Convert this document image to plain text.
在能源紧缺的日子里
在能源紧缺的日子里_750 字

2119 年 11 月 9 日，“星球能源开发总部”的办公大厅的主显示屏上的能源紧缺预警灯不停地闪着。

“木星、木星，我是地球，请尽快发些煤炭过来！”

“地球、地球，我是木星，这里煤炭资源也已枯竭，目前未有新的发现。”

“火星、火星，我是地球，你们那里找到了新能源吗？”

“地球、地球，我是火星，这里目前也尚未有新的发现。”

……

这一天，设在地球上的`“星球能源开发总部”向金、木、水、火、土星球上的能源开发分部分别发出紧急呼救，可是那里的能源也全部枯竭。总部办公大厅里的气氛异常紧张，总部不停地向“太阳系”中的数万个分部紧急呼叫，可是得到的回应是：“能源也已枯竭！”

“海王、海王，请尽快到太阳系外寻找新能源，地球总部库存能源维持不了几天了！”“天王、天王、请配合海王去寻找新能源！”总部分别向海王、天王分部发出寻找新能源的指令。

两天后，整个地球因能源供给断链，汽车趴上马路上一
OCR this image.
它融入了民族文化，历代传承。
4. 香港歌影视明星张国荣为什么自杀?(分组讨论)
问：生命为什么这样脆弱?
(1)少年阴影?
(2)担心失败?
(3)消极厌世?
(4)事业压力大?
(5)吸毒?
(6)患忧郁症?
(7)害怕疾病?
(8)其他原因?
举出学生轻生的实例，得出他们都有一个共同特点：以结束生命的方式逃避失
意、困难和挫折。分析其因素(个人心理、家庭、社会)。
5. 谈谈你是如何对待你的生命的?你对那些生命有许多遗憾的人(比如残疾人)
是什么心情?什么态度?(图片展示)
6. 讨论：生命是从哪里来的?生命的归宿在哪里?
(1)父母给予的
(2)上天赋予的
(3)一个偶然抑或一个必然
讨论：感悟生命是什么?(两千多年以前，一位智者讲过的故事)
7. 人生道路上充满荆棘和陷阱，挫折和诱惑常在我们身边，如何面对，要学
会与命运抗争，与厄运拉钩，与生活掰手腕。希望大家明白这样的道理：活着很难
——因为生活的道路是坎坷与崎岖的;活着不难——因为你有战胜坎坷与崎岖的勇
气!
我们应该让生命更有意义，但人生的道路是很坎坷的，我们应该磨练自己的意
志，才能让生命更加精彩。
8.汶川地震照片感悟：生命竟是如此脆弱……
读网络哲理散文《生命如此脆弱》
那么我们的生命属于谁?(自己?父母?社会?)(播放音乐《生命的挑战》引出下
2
──────────────────────────────
TASK DETAILS: Retype the records above exactly.

SOLUTION FOR THIS TASK:
Convert this document image to plain text.
在能源紧缺的日子里
在能源紧缺的日子里_750 字

2119 年 11 月 9 日，“星球能源开发总部”的办公大厅的主显示屏上的能源紧缺预警灯不停地闪着。

“木星、木星，我是地球，请尽快发些煤炭过来！”

“地球、地球，我是木星，这里煤炭资源也已枯竭，目前未有新的发现。”

“火星、火星，我是地球，你们那里找到了新能源吗？”

“地球、地球，我是火星，这里目前也尚未有新的发现。”

……

这一天，设在地球上的`“星球能源开发总部”向金、木、水、火、土星球上的能源开发分部分别发出紧急呼救，可是那里的能源也全部枯竭。总部办公大厅里的气氛异常紧张，总部不停地向“太阳系”中的数万个分部紧急呼叫，可是得到的回应是：“能源也已枯竭！”

“海王、海王，请尽快到太阳系外寻找新能源，地球总部库存能源维持不了几天了！”“天王、天王、请配合海王去寻找新能源！”总部分别向海王、天王分部发出寻找新能源的指令。

两天后，整个地球因能源供给断链，汽车趴上马路上一
OCR this image.
它融入了民族文化，历代传承。
4. 香港歌影视明星张国荣为什么自杀?(分组讨论)
问：生命为什么这样脆弱?
(1)少年阴影?
(2)担心失败?
(3)消极厌世?
(4)事业压力大?
(5)吸毒?
(6)患忧郁症?
(7)害怕疾病?
(8)其他原因?
举出学生轻生的实例，得出他们都有一个共同特点：以结束生命的方式逃避失
意、困难和挫折。分析其因素(个人心理、家庭、社会)。
5. 谈谈你是如何对待你的生命的?你对那些生命有许多遗憾的人(比如残疾人)
是什么心情?什么态度?(图片展示)
6. 讨论：生命是从哪里来的?生命的归宿在哪里?
(1)父母给予的
(2)上天赋予的
(3)一个偶然抑或一个必然
讨论：感悟生命是什么?(两千多年以前，一位智者讲过的故事)
7. 人生道路上充满荆棘和陷阱，挫折和诱惑常在我们身边，如何面对，要学
会与命运抗争，与厄运拉钩，与生活掰手腕。希望大家明白这样的道理：活着很难
——因为生活的道路是坎坷与崎岖的;活着不难——因为你有战胜坎坷与崎岖的勇
气!
我们应该让生命更有意义，但人生的道路是很坎坷的，我们应该磨练自己的意
志，才能让生命更加精彩。
8.汶川地震照片感悟：生命竟是如此脆弱……
读网络哲理散文《生命如此脆弱》
那么我们的生命属于谁?(自己?父母?社会?)(播放音乐《生命的挑战》引出下
2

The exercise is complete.